— BEGIN Records —

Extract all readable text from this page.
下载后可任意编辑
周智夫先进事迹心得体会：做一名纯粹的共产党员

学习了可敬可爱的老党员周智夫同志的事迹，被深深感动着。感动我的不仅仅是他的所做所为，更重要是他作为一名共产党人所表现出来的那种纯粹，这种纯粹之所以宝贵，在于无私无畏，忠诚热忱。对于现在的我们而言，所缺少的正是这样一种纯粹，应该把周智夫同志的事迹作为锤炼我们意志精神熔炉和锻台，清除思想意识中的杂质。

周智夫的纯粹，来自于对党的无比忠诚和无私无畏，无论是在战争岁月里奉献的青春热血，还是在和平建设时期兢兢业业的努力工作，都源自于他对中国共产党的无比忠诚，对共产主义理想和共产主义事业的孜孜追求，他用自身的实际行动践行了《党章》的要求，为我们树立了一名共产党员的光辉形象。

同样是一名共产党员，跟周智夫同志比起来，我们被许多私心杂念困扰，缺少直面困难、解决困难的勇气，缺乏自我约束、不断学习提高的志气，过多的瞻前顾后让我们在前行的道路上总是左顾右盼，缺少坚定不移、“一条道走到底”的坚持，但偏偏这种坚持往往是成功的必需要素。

— END Records —

> **Challenge**
Please set down each line of the records exactly as given.

> **Task result**
Extract all readable text from this page.
下载后可任意编辑
周智夫先进事迹心得体会：做一名纯粹的共产党员

学习了可敬可爱的老党员周智夫同志的事迹，被深深感动着。感动我的不仅仅是他的所做所为，更重要是他作为一名共产党人所表现出来的那种纯粹，这种纯粹之所以宝贵，在于无私无畏，忠诚热忱。对于现在的我们而言，所缺少的正是这样一种纯粹，应该把周智夫同志的事迹作为锤炼我们意志精神熔炉和锻台，清除思想意识中的杂质。

周智夫的纯粹，来自于对党的无比忠诚和无私无畏，无论是在战争岁月里奉献的青春热血，还是在和平建设时期兢兢业业的努力工作，都源自于他对中国共产党的无比忠诚，对共产主义理想和共产主义事业的孜孜追求，他用自身的实际行动践行了《党章》的要求，为我们树立了一名共产党员的光辉形象。

同样是一名共产党员，跟周智夫同志比起来，我们被许多私心杂念困扰，缺少直面困难、解决困难的勇气，缺乏自我约束、不断学习提高的志气，过多的瞻前顾后让我们在前行的道路上总是左顾右盼，缺少坚定不移、“一条道走到底”的坚持，但偏偏这种坚持往往是成功的必需要素。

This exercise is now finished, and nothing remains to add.